*Stored dataset items*:
· · · · · · ·
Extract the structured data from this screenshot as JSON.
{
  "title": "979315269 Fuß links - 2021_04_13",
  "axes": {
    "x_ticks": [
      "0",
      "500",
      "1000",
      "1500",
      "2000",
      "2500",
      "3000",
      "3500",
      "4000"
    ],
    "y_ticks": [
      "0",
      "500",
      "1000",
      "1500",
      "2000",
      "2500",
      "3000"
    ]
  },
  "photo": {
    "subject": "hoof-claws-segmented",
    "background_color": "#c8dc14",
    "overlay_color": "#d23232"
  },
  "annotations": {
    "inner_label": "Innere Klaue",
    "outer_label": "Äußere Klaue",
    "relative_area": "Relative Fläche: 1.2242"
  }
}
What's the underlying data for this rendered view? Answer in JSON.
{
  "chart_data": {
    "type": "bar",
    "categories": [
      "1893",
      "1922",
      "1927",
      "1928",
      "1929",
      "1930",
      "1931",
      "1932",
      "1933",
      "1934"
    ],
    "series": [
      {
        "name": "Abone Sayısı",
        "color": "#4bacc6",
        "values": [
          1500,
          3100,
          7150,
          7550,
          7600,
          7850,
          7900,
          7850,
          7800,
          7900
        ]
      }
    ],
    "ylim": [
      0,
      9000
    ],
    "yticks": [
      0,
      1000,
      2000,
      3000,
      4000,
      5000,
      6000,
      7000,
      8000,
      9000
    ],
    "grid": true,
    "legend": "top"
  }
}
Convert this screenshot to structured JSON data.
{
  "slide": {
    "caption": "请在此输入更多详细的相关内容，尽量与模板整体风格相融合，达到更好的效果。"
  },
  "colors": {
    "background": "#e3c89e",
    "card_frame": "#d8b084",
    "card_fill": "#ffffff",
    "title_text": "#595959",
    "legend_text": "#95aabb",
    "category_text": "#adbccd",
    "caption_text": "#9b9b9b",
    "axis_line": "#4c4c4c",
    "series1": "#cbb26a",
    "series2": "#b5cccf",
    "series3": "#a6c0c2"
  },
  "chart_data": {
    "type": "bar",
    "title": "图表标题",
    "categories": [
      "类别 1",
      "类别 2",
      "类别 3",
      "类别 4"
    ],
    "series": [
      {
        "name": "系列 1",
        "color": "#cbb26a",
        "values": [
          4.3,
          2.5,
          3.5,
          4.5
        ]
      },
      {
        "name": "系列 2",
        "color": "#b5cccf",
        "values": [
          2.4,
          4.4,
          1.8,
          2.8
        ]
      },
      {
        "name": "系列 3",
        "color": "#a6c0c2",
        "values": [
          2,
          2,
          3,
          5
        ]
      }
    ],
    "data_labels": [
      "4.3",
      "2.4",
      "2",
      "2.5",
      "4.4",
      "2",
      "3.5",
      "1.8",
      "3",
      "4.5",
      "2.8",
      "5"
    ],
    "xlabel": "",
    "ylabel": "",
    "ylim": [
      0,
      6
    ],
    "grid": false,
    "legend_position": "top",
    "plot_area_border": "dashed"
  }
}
· · · · · · ·
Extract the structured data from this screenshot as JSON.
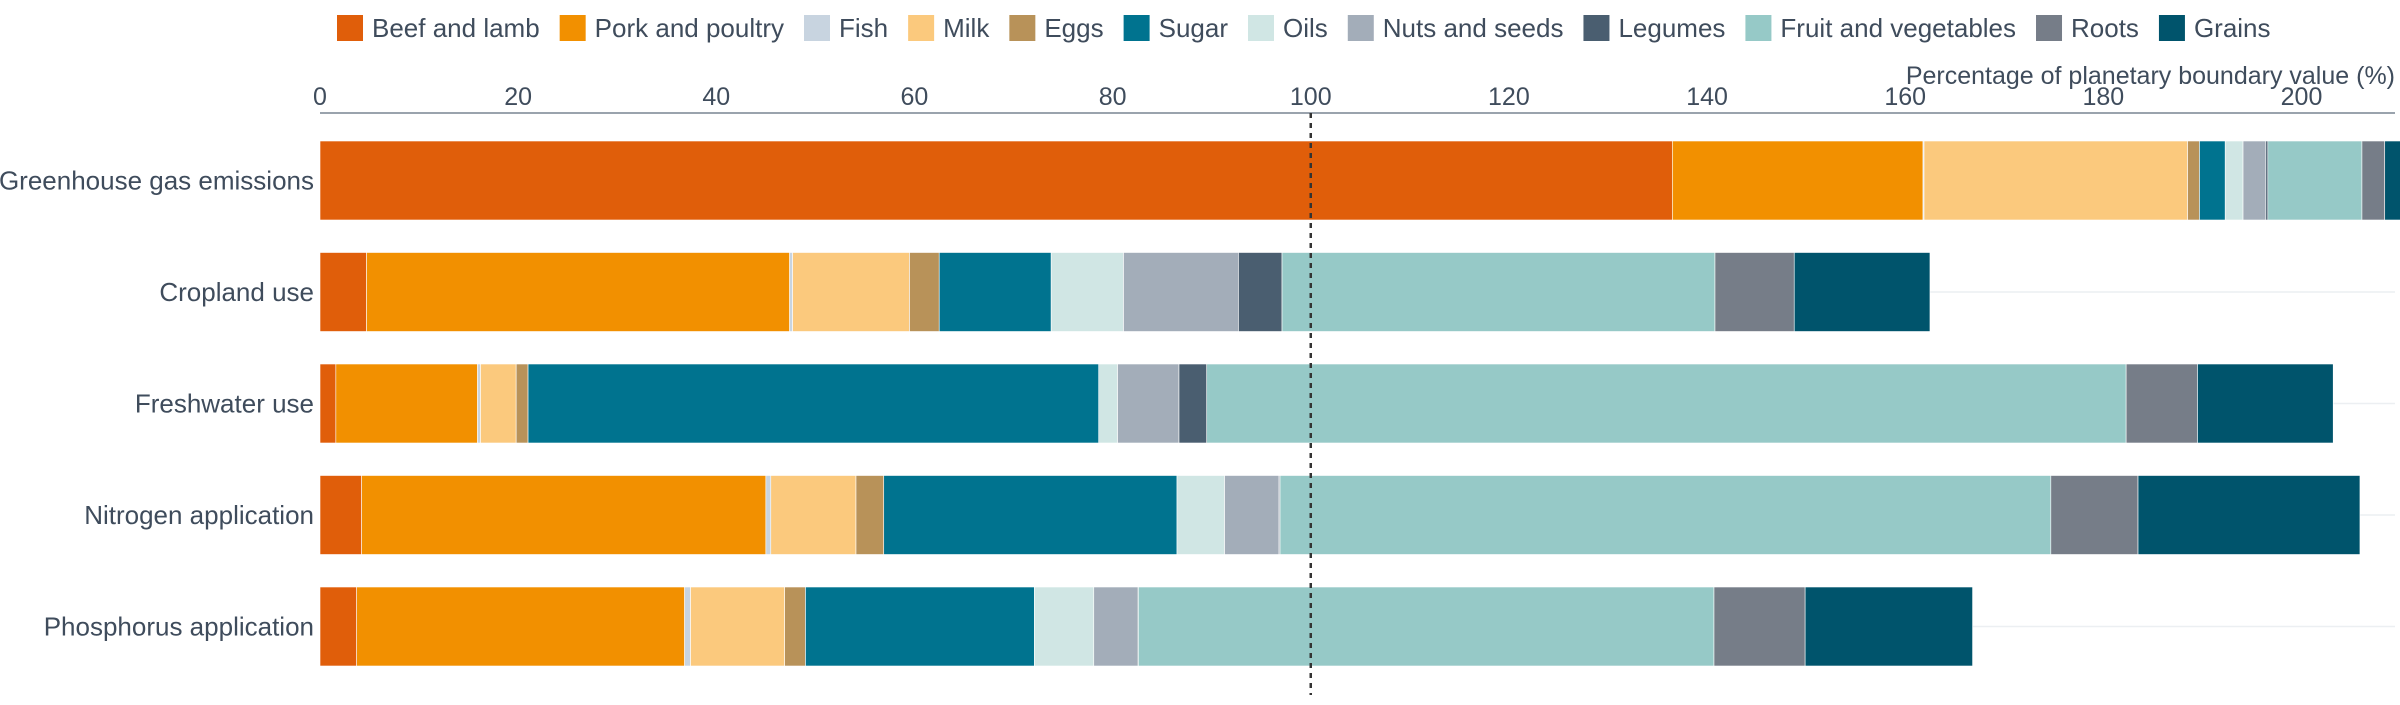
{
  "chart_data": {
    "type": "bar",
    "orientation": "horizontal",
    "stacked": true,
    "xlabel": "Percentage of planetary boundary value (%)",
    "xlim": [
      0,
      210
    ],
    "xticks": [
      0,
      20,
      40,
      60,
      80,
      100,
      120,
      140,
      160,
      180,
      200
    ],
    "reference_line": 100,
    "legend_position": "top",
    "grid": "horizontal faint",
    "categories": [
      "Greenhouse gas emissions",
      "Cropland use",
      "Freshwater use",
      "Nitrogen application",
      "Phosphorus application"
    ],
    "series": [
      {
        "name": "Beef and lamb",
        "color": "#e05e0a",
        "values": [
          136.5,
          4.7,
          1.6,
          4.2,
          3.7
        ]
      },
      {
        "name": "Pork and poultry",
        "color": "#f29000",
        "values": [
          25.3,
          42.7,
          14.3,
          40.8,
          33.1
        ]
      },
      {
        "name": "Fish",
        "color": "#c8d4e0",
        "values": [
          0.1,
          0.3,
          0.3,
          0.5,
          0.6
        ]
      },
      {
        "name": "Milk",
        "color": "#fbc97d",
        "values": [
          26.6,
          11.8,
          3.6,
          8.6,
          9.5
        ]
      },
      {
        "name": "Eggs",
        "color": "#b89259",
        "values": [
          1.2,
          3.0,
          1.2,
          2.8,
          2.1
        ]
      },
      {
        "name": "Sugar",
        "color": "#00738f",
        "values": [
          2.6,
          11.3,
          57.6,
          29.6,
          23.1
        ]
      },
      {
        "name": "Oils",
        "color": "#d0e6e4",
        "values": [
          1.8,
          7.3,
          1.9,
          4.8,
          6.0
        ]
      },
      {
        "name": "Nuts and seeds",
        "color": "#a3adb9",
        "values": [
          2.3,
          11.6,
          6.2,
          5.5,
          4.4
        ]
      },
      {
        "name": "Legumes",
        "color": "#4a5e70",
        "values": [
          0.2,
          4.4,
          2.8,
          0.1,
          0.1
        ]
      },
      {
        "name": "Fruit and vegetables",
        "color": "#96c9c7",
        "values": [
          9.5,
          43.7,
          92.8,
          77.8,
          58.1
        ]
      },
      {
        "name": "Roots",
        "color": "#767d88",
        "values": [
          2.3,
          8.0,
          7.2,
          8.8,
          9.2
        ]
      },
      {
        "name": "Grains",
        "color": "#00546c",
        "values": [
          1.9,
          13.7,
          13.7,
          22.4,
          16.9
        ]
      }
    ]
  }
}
· · · · · · ·
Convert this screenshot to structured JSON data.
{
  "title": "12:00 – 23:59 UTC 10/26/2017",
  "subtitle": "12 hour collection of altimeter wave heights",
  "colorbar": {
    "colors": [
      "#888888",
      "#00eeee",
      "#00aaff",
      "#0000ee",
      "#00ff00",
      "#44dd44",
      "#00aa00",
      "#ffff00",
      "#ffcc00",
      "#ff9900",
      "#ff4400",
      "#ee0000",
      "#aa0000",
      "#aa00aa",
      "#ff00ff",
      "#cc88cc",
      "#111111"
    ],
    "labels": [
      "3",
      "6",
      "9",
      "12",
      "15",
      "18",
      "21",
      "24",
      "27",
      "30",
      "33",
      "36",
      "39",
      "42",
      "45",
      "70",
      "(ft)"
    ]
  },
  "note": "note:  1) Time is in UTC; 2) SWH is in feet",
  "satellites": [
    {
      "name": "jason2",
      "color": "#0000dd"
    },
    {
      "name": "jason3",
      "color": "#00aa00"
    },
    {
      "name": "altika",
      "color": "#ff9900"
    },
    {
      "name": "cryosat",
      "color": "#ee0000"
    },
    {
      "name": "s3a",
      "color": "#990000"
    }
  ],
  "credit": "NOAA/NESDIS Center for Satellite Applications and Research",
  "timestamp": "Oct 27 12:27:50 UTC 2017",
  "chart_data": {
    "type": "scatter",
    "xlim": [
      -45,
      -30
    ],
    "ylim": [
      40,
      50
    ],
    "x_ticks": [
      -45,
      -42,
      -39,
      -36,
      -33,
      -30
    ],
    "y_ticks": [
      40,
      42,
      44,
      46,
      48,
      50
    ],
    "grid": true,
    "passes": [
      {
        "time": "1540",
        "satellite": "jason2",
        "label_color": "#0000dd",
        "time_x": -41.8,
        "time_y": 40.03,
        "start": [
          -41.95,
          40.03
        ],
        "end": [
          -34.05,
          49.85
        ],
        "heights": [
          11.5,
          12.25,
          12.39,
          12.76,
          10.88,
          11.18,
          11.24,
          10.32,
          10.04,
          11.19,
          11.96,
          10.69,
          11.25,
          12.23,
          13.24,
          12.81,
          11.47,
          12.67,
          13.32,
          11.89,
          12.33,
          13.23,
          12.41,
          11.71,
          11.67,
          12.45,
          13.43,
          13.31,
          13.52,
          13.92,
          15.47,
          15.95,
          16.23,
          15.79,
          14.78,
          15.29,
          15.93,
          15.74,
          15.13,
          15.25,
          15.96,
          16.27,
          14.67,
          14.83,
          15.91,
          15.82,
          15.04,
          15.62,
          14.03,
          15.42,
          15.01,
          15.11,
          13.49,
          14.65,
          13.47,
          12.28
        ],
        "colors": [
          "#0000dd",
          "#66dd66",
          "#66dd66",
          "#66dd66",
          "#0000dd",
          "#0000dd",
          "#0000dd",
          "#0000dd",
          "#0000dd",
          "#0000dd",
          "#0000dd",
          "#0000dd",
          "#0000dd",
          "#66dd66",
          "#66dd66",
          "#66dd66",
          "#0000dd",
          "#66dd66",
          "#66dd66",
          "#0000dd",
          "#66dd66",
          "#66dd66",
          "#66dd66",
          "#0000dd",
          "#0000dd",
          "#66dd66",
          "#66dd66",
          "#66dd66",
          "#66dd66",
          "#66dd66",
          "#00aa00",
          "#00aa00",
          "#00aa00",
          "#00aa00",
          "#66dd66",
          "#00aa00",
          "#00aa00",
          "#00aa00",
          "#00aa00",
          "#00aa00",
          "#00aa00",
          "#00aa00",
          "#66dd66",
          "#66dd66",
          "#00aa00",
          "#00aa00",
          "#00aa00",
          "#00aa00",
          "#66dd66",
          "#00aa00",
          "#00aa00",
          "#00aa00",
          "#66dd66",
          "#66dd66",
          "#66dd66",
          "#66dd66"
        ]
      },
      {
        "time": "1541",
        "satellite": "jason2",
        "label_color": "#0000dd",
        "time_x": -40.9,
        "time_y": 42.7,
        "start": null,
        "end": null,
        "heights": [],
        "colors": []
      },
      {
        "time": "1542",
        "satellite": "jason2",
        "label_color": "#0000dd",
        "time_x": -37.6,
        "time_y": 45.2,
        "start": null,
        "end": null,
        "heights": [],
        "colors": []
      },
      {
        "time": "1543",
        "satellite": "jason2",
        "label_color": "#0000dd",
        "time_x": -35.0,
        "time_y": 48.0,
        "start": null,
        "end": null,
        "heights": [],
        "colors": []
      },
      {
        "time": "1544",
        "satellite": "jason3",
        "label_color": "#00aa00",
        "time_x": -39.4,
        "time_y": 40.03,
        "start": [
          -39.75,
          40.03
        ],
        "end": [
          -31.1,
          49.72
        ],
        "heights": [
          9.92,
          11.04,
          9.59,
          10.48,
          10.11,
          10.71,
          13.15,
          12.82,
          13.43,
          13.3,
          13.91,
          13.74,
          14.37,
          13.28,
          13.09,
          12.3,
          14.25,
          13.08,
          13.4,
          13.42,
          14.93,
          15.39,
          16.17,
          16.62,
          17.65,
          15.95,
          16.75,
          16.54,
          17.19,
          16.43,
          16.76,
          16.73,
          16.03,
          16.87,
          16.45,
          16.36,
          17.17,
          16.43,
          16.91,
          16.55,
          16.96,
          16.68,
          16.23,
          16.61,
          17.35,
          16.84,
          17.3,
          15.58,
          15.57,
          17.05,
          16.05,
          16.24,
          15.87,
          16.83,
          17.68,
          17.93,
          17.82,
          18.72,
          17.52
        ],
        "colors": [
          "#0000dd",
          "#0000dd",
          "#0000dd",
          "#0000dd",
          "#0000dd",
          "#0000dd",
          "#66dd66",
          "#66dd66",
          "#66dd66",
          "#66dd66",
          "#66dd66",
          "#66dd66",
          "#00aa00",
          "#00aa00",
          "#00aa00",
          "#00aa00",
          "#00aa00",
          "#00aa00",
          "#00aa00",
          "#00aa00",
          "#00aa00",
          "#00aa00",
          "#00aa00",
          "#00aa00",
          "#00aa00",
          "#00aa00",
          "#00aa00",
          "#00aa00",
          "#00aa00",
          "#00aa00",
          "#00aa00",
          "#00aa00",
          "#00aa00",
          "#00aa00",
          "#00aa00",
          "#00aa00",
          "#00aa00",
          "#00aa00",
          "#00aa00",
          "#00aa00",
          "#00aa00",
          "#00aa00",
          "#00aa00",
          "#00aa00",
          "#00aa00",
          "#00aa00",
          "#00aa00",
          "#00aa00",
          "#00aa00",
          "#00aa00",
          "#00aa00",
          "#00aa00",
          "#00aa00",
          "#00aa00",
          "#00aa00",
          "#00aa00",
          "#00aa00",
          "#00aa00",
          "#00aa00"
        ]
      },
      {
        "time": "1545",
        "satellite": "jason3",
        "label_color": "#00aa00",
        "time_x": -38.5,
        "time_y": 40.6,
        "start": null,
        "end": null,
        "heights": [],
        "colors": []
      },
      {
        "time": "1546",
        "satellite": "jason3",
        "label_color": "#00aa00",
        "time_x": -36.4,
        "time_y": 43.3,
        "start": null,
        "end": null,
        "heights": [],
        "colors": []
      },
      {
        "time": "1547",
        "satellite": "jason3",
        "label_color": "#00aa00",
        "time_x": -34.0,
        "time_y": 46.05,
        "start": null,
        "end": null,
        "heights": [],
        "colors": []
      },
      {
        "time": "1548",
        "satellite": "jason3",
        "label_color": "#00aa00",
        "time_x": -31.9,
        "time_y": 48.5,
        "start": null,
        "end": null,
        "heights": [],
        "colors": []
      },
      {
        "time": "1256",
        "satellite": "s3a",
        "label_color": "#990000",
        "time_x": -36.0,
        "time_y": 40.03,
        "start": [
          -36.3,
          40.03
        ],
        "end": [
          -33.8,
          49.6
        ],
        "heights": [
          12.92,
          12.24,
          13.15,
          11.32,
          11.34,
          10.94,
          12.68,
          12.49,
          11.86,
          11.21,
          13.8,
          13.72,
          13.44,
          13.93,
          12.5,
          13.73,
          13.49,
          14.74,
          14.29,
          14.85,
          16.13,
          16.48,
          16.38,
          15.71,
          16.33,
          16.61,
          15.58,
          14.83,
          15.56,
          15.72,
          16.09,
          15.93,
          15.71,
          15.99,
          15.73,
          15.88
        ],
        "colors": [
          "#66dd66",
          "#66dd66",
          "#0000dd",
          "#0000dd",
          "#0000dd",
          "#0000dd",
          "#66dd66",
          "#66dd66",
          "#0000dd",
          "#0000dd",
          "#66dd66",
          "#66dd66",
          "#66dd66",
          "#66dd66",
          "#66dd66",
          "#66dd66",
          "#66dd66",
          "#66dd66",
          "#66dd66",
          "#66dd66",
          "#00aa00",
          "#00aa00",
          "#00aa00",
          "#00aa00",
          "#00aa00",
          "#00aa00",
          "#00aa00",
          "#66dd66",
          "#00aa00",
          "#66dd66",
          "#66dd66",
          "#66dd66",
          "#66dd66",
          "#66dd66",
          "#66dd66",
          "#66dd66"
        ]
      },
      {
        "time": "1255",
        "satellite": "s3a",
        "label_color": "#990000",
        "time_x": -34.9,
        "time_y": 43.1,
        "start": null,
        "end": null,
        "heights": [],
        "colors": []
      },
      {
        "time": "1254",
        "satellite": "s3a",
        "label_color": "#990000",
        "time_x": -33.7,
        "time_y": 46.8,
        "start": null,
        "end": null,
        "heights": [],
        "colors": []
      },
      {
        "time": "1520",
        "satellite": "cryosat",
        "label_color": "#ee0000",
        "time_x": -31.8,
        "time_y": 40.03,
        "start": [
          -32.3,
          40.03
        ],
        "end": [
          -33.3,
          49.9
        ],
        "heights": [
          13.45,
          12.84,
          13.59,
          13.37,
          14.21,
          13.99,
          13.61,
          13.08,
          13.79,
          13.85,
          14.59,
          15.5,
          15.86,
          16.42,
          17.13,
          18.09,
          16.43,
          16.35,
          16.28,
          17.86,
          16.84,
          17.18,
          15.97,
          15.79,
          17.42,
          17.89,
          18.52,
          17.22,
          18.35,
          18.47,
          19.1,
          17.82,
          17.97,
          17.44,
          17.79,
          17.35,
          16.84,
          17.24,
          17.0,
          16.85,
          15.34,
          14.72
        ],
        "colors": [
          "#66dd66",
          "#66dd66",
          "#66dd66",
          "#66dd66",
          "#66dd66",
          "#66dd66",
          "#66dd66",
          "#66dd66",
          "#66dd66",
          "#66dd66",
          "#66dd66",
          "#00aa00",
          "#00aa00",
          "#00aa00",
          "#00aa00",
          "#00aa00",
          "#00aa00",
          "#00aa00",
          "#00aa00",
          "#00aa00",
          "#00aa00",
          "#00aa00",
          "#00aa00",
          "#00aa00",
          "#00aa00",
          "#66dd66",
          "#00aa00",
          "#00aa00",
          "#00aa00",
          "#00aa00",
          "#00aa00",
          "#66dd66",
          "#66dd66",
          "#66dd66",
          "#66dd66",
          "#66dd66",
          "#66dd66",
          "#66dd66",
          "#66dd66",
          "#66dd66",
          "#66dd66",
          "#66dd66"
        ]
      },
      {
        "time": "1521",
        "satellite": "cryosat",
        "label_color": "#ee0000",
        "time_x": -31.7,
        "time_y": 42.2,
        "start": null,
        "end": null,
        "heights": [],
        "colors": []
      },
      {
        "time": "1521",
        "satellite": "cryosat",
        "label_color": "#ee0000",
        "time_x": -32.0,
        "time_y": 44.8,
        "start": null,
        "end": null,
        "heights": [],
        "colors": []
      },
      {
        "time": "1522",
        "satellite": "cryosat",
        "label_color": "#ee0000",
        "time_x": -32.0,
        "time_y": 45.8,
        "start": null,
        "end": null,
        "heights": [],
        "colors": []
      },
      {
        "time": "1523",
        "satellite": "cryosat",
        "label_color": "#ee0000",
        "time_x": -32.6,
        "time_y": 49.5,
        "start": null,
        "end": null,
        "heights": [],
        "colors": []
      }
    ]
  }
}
· · · · · · ·
*Exercise aim*: All lines in the data that contain the word "xlabel" should be copied.

*Finished answer*:
    "xlabel": "",
    "xlabel": "Percentage of planetary boundary value (%)",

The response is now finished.